**EXERCISE REQUIREMENTS**
Copy the lines below word for word, from the line holding "error-bar-MCI-P-series-2 [305,95,315,109]" through the line holding "bar-AD-series-2 [377,119,399,316]", both included.

-------------------------

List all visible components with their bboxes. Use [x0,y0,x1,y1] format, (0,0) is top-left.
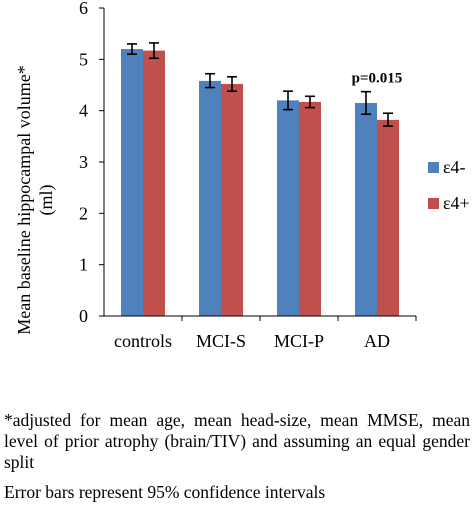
error-bar-MCI-P-series-2 [305,95,315,109]
x-tick-labels: controls MCI-S MCI-P AD [114,316,417,351]
x-tick-label: controls [114,331,172,351]
bar-AD-series-1 [355,102,377,316]
error-bar-AD-series-1 [361,90,371,116]
bar-AD-series-2 [377,119,399,316]
footnote-adjustment: *adjusted for mean age, mean head-size, … [4,410,470,472]
error-bar-MCI-P-series-1 [283,90,293,111]
legend-swatch-2 [428,198,439,209]
bar-MCI-S-series-1 [199,80,221,316]
error-bars [127,42,393,127]
y-tick-label: 6 [79,0,88,18]
legend-label-1: ε4- [443,157,466,177]
bar-MCI-P-series-1 [277,100,299,317]
y-tick-label: 0 [79,306,88,326]
y-axis-label-line1: Mean baseline hippocampal volume* [14,65,34,334]
y-tick-label: 1 [79,255,88,275]
y-tick-label: 4 [79,101,88,121]
legend-label-2: ε4+ [443,193,470,213]
bar-MCI-S-series-2 [221,83,243,317]
y-tick-label: 5 [79,49,88,69]
y-axis-label-line2: (ml) [36,185,57,216]
y-tick-labels: 0 1 2 3 4 5 6 [79,0,104,326]
x-tick-label: MCI-S [196,331,246,351]
x-tick-label: AD [364,331,390,351]
bars [121,49,399,317]
y-tick-label: 2 [79,203,88,223]
error-bar-controls-series-1 [127,43,137,56]
x-tick-label: MCI-P [274,331,324,351]
legend-swatch-1 [428,162,439,173]
y-tick-label: 3 [79,152,88,172]
p-value-annotation: p=0.015 [352,70,403,86]
error-bar-MCI-S-series-2 [227,75,237,92]
bar-MCI-P-series-2 [299,101,321,316]
bar-chart: Mean baseline hippocampal volume* (ml) 0… [14,0,470,351]
bar-controls-series-1 [121,49,143,317]
error-bar-MCI-S-series-1 [205,72,215,89]
footnote-error-bars: Error bars represent 95% confidence inte… [4,482,326,502]
bar-controls-series-2 [143,50,165,317]
y-axis-label: Mean baseline hippocampal volume* (ml) [14,65,57,334]
error-bar-AD-series-2 [383,112,393,127]
legend: ε4- ε4+ [428,157,470,213]
error-bar-controls-series-2 [149,42,159,60]
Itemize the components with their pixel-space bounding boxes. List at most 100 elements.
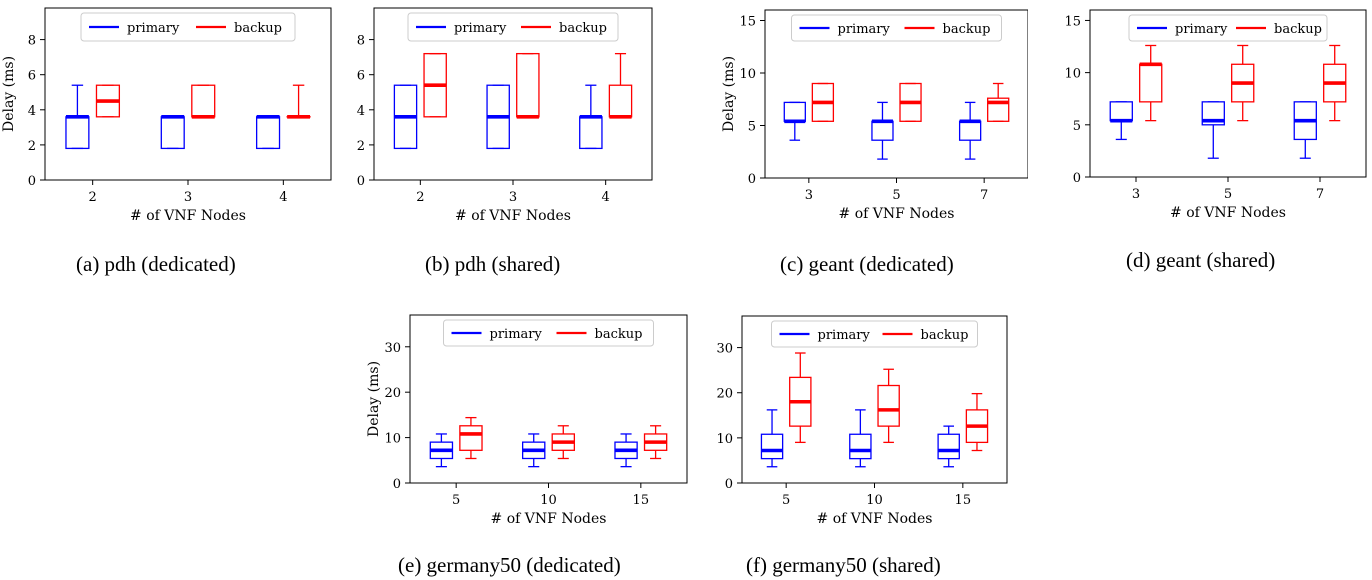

-------------------------

**EXERCISE RESULT**
error-bar-MCI-P-series-2 [305,95,315,109]
x-tick-labels: controls MCI-S MCI-P AD [114,316,417,351]
x-tick-label: controls [114,331,172,351]
bar-AD-series-1 [355,102,377,316]
error-bar-AD-series-1 [361,90,371,116]
bar-AD-series-2 [377,119,399,316]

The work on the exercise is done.